Stored data entries:
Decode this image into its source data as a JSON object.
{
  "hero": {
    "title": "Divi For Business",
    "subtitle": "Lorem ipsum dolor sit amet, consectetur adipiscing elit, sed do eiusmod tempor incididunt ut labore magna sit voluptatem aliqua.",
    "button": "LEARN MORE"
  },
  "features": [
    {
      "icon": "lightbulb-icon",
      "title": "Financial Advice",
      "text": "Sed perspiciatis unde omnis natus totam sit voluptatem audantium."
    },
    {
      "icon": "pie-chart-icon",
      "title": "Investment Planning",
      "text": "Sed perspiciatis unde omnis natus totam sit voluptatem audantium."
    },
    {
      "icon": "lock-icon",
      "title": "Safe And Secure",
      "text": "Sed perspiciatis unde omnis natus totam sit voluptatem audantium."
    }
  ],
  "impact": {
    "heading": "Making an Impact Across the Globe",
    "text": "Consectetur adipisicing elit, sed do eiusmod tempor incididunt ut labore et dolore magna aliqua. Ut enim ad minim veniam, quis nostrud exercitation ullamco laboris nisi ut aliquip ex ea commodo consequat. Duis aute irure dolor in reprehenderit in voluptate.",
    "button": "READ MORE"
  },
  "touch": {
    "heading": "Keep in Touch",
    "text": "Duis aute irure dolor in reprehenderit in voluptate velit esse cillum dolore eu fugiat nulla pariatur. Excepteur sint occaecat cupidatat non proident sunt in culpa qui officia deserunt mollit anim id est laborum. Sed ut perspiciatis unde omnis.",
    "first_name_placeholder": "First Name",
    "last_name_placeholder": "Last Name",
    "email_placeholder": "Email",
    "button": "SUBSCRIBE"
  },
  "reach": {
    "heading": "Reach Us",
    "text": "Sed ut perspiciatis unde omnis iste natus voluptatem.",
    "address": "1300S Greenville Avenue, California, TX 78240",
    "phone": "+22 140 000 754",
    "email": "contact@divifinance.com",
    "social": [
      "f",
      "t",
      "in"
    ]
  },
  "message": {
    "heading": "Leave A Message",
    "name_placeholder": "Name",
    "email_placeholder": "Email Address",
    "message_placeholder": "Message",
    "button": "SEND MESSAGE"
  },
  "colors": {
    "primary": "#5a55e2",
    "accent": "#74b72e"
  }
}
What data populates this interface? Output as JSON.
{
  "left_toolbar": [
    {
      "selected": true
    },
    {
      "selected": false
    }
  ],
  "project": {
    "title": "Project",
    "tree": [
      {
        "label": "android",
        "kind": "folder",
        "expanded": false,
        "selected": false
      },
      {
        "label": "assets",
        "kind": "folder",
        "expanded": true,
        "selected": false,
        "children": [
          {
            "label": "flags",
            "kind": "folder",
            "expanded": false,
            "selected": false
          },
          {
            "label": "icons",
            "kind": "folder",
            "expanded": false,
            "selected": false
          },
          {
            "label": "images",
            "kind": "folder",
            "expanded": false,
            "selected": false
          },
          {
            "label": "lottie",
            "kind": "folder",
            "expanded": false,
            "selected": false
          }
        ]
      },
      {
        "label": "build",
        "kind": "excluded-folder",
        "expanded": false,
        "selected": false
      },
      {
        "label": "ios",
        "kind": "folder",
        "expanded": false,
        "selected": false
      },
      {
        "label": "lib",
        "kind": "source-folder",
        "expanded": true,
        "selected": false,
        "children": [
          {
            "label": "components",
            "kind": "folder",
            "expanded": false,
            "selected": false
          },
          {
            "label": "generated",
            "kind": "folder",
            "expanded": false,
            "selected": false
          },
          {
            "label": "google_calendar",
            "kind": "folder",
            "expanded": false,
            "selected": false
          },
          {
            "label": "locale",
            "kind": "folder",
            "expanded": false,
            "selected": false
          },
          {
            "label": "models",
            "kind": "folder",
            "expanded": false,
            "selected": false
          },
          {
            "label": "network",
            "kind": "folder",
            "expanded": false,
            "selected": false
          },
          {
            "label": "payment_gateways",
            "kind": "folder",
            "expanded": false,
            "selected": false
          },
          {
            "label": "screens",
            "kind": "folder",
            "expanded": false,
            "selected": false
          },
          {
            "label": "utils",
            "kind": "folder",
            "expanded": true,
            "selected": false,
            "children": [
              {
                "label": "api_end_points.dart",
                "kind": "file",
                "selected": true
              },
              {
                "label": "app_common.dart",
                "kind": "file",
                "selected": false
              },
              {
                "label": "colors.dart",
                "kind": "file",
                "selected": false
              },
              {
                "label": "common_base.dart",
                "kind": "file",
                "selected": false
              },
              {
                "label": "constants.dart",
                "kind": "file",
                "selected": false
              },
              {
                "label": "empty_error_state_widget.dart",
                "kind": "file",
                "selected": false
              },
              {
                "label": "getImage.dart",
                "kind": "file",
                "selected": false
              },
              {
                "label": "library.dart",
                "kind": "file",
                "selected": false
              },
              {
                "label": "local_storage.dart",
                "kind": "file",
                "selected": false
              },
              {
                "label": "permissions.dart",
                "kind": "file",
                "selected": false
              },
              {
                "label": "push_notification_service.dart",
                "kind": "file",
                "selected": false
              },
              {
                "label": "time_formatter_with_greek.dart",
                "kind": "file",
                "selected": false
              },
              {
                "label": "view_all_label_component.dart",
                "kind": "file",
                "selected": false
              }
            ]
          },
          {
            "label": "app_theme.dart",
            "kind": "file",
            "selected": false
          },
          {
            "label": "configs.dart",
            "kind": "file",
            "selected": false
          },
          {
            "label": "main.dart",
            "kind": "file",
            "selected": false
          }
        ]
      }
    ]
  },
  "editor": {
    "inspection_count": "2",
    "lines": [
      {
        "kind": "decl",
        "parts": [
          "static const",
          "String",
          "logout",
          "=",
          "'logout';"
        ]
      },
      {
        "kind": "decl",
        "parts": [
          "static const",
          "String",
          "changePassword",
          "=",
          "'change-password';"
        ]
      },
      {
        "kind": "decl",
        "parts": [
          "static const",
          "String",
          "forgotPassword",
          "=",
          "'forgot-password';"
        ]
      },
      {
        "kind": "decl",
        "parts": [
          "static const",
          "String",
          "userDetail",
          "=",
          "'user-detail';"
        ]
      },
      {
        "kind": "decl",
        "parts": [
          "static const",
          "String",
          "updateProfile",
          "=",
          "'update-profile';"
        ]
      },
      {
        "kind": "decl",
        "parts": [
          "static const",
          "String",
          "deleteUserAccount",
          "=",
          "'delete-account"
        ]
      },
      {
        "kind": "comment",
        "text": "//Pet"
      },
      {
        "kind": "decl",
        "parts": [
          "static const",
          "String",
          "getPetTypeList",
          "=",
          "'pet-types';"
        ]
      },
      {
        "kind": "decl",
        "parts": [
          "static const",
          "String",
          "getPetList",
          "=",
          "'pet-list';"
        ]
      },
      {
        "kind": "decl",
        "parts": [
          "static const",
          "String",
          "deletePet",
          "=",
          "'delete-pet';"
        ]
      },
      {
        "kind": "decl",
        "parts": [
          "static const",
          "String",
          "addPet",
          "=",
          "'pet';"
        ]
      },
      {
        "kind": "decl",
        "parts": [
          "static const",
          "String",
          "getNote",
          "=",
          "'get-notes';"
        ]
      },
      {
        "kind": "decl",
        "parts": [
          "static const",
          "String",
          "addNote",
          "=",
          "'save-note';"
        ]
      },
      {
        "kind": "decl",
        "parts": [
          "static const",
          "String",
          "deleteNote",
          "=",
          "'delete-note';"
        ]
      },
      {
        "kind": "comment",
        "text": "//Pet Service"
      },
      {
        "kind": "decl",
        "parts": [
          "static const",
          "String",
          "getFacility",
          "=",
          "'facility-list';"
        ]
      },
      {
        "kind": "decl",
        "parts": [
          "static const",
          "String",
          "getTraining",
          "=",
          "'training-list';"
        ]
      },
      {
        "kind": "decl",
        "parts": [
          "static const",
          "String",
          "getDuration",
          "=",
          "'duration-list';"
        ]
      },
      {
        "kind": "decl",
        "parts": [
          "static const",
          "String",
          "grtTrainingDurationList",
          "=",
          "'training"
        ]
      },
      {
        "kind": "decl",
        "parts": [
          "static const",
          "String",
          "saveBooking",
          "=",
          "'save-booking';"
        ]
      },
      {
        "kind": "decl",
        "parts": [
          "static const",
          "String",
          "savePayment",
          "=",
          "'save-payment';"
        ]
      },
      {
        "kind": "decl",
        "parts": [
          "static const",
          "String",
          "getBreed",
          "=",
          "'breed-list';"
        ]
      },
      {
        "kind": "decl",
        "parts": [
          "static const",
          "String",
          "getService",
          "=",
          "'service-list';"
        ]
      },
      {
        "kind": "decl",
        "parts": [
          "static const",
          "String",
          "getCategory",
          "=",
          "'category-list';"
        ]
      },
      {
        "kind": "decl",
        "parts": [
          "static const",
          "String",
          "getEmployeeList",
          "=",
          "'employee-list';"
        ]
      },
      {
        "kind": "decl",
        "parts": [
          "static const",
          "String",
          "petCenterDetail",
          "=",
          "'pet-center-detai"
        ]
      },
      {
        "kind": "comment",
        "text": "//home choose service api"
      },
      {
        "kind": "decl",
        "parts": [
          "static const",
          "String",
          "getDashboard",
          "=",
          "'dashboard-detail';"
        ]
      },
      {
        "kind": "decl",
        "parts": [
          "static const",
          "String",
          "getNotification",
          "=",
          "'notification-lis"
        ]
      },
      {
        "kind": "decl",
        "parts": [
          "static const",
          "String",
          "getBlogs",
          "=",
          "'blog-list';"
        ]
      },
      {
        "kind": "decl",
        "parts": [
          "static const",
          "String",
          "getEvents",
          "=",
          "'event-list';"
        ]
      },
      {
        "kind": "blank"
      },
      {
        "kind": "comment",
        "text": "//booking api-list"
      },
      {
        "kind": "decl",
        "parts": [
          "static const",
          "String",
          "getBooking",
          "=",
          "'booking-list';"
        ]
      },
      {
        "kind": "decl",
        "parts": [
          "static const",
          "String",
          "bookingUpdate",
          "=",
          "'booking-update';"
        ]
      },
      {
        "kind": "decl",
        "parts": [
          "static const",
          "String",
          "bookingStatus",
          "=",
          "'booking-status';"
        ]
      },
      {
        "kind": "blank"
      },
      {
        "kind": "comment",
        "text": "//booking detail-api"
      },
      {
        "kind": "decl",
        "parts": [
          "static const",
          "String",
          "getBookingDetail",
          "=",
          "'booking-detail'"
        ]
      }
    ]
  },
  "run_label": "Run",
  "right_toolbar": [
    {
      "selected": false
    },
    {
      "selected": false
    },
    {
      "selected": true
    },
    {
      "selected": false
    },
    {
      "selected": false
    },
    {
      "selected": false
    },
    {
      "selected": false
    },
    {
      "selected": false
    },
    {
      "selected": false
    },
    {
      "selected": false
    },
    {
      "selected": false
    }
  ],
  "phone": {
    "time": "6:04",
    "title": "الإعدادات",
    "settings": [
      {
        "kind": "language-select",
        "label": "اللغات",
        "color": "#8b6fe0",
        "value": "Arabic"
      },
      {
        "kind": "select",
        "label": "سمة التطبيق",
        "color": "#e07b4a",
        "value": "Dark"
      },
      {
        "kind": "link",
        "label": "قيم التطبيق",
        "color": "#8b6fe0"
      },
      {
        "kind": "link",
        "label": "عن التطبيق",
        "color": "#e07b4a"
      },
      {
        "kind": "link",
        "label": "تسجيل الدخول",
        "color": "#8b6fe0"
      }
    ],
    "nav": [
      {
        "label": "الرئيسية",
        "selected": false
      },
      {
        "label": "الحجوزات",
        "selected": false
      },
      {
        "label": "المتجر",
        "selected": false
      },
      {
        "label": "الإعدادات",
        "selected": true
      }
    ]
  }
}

| EXERCISE OBJECTIVE |
In the entries above, find each line with the word "magna" and show it.

| EXERCISE SOLUTION |
    "subtitle": "Lorem ipsum dolor sit amet, consectetur adipiscing elit, sed do eiusmod tempor incididunt ut labore magna sit voluptatem aliqua.",
    "text": "Consectetur adipisicing elit, sed do eiusmod tempor incididunt ut labore et dolore magna aliqua. Ut enim ad minim veniam, quis nostrud exercitation ullamco laboris nisi ut aliquip ex ea commodo consequat. Duis aute irure dolor in reprehenderit in voluptate.",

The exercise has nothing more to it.